++++ The data ++++

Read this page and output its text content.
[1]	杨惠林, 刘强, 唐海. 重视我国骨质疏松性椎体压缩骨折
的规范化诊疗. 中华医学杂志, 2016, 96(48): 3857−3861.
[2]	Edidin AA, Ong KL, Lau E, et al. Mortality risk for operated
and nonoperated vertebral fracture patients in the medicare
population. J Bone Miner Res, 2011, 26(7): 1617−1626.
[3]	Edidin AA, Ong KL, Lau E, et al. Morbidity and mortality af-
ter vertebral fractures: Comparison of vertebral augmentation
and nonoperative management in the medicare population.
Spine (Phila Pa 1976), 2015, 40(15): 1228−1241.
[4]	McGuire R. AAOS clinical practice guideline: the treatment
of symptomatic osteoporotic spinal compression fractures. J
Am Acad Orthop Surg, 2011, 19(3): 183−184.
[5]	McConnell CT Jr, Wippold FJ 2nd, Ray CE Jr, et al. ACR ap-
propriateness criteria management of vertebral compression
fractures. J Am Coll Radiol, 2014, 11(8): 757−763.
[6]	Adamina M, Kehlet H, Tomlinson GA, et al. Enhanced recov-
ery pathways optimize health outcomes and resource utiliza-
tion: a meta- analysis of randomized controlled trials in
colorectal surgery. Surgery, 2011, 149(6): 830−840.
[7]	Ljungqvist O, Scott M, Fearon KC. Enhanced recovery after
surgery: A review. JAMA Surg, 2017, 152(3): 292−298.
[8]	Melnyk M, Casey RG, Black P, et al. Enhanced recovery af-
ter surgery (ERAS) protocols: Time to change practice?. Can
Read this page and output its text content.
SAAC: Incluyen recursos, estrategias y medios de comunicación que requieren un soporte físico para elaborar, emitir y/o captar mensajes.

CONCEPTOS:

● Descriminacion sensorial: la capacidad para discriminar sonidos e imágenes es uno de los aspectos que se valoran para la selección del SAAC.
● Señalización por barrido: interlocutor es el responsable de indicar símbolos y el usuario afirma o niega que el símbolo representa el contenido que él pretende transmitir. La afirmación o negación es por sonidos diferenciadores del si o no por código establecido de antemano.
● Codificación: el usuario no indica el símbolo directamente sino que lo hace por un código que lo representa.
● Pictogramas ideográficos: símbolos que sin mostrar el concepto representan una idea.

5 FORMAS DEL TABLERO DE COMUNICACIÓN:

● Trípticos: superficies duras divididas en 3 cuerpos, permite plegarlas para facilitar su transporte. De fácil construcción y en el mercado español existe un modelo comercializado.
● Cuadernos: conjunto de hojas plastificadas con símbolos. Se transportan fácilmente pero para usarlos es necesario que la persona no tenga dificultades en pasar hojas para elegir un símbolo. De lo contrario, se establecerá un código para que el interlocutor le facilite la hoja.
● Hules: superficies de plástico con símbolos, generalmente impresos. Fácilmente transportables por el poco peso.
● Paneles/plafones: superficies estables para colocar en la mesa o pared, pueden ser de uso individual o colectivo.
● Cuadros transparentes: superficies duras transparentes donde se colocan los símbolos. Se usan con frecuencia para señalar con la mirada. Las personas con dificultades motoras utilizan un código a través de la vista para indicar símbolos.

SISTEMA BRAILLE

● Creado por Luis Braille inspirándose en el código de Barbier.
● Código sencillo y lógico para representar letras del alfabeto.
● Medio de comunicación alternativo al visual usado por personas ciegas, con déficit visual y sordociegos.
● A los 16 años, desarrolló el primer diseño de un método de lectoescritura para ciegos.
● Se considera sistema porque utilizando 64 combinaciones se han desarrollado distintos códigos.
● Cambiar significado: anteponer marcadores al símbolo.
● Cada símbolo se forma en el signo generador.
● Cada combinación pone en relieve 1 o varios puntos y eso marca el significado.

++++
++++ The data ++++

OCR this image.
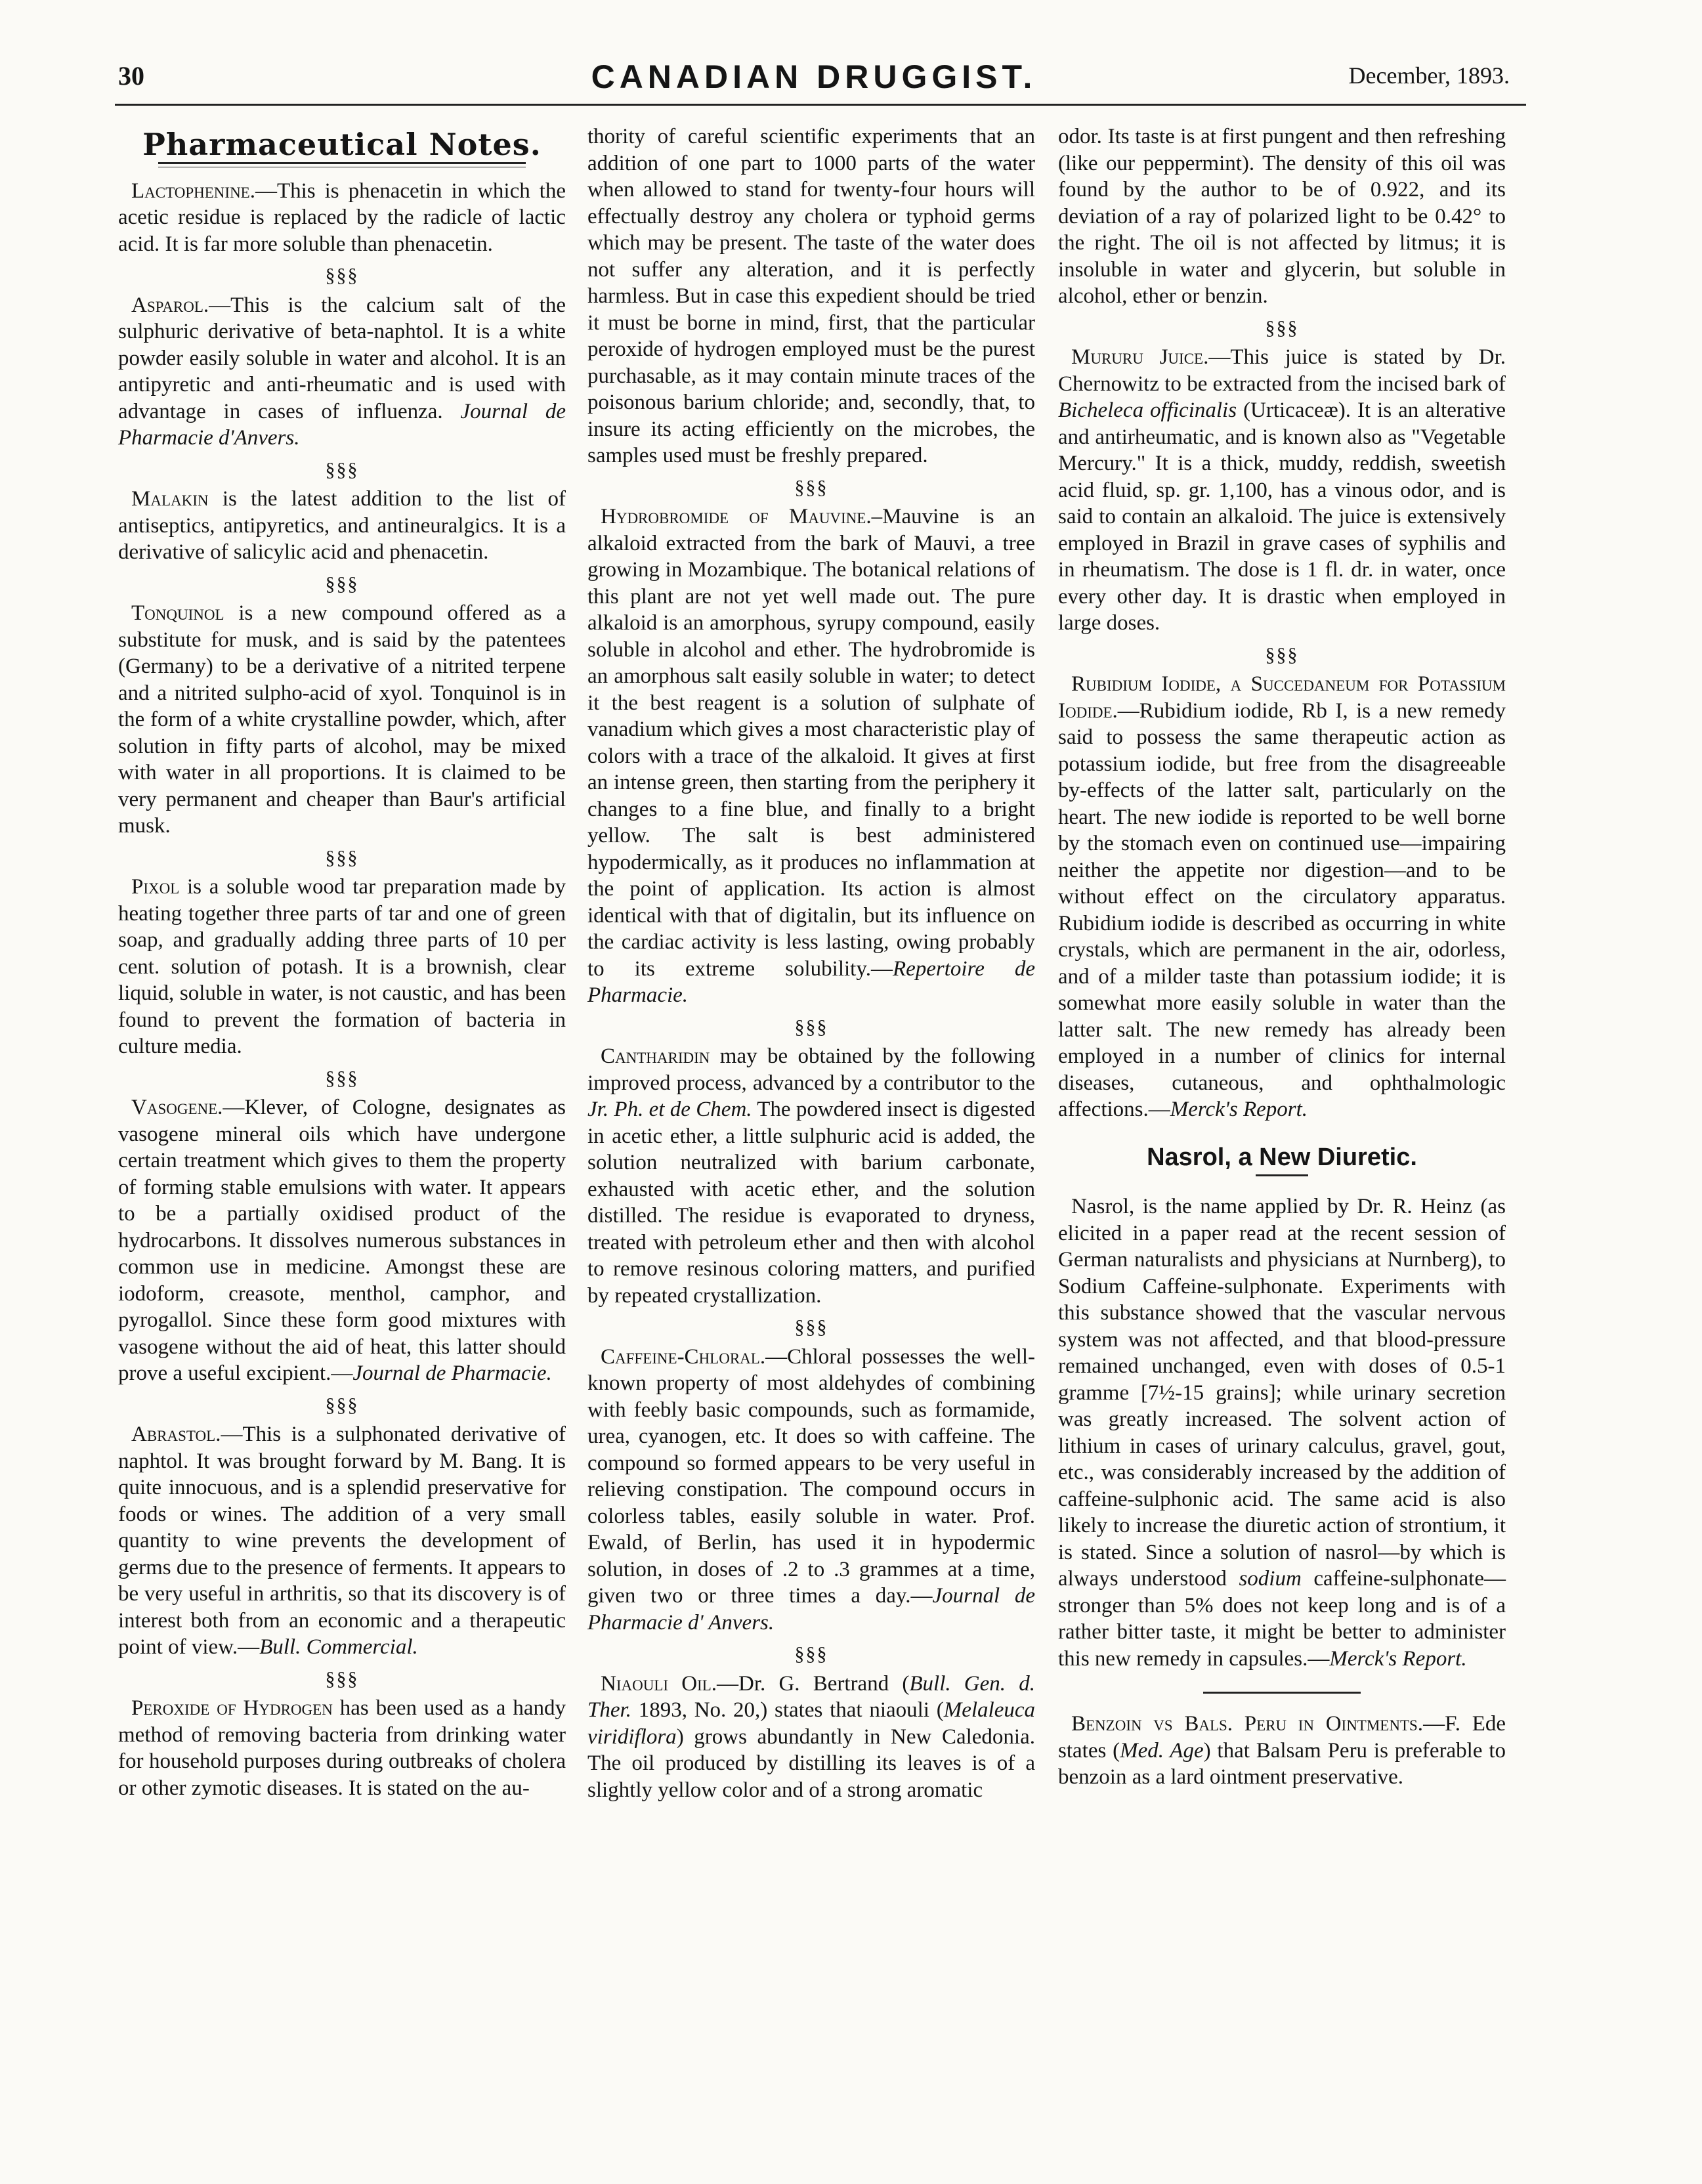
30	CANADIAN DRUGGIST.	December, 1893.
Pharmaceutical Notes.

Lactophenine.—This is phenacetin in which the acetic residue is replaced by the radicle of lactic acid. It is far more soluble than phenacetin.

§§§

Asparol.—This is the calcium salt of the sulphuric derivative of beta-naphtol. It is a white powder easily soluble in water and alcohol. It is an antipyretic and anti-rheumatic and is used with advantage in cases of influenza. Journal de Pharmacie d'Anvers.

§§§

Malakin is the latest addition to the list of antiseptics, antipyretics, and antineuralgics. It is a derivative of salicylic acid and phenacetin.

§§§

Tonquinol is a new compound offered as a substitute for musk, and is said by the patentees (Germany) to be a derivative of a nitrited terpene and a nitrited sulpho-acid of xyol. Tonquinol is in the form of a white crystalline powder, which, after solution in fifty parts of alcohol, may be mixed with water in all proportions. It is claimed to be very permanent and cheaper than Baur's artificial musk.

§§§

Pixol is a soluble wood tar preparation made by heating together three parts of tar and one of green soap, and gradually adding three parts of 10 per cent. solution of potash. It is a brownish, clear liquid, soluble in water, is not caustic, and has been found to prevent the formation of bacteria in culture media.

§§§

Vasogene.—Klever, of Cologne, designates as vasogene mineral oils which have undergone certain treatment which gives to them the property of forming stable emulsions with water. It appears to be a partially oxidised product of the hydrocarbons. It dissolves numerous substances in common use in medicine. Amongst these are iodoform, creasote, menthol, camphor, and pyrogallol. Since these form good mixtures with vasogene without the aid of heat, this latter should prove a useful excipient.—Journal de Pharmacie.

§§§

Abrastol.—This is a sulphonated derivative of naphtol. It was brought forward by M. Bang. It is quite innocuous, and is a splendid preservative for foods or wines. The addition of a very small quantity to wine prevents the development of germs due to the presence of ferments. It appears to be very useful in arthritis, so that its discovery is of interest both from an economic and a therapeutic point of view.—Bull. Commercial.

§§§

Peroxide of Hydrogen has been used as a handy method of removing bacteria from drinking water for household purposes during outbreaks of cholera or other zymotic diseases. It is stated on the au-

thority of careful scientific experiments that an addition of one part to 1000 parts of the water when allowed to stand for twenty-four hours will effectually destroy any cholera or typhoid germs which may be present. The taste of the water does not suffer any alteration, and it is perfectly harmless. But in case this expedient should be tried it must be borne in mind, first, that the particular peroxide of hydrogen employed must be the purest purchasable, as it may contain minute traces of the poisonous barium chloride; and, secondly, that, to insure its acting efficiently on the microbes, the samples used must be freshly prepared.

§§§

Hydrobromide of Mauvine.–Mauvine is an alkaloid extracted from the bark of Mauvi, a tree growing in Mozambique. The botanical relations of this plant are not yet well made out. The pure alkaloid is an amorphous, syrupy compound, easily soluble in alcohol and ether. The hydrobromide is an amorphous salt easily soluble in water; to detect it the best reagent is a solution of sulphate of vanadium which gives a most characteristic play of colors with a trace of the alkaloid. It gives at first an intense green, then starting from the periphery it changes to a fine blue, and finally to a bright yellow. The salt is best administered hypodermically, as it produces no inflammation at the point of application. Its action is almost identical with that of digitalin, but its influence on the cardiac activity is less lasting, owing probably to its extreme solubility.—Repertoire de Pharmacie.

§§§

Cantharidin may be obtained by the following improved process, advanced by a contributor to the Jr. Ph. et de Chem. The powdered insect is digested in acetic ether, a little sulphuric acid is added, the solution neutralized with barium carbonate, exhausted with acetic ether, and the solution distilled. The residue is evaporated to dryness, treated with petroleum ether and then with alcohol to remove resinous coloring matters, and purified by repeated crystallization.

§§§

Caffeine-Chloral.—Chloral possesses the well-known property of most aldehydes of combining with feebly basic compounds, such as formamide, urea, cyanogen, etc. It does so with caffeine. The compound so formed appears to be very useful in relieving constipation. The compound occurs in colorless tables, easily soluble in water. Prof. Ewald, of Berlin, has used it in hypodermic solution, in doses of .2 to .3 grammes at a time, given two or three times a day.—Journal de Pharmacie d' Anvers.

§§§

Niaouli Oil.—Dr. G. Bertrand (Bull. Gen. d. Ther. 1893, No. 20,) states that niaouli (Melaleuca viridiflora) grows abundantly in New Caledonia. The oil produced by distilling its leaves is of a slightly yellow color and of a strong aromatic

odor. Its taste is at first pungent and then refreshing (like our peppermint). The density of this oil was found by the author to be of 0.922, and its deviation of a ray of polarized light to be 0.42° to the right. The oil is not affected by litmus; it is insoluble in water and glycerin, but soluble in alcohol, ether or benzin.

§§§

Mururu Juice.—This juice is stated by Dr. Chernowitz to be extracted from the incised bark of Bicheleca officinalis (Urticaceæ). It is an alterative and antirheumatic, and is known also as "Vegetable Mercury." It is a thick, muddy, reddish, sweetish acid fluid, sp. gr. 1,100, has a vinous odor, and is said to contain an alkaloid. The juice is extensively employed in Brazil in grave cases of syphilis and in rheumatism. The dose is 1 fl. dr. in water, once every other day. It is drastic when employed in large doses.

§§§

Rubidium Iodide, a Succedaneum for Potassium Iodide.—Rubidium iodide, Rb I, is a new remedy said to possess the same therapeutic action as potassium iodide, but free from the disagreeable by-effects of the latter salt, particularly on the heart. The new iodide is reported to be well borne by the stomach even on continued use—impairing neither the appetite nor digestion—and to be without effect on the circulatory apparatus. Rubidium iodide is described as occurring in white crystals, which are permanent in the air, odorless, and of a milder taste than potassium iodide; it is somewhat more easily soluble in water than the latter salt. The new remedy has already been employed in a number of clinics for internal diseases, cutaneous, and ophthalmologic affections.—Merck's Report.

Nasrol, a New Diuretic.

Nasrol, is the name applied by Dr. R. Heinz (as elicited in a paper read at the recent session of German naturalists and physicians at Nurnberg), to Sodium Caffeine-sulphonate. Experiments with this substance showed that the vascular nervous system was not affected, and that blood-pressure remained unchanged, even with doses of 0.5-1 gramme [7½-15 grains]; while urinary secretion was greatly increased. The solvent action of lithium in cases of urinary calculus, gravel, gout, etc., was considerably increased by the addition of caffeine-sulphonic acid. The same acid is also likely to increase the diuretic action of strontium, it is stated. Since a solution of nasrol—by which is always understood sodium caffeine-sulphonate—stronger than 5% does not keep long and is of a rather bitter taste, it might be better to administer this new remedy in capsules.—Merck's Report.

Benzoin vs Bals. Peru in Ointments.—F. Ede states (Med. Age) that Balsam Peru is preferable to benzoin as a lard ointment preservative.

++++

◆ **Your instructions**: Every line in the records above that contains the word "parts" should be copied out.

◆ **Answer for the task**:
Tonquinol is a new compound offered as a substitute for musk, and is said by the patentees (Germany) to be a derivative of a nitrited terpene and a nitrited sulpho-acid of xyol. Tonquinol is in the form of a white crystalline powder, which, after solution in fifty parts of alcohol, may be mixed with water in all proportions. It is claimed to be very permanent and cheaper than Baur's artificial musk.
Pixol is a soluble wood tar preparation made by heating together three parts of tar and one of green soap, and gradually adding three parts of 10 per cent. solution of potash. It is a brownish, clear liquid, soluble in water, is not caustic, and has been found to prevent the formation of bacteria in culture media.
thority of careful scientific experiments that an addition of one part to 1000 parts of the water when allowed to stand for twenty-four hours will effectually destroy any cholera or typhoid germs which may be present. The taste of the water does not suffer any alteration, and it is perfectly harmless. But in case this expedient should be tried it must be borne in mind, first, that the particular peroxide of hydrogen employed must be the purest purchasable, as it may contain minute traces of the poisonous barium chloride; and, secondly, that, to insure its acting efficiently on the microbes, the samples used must be freshly prepared.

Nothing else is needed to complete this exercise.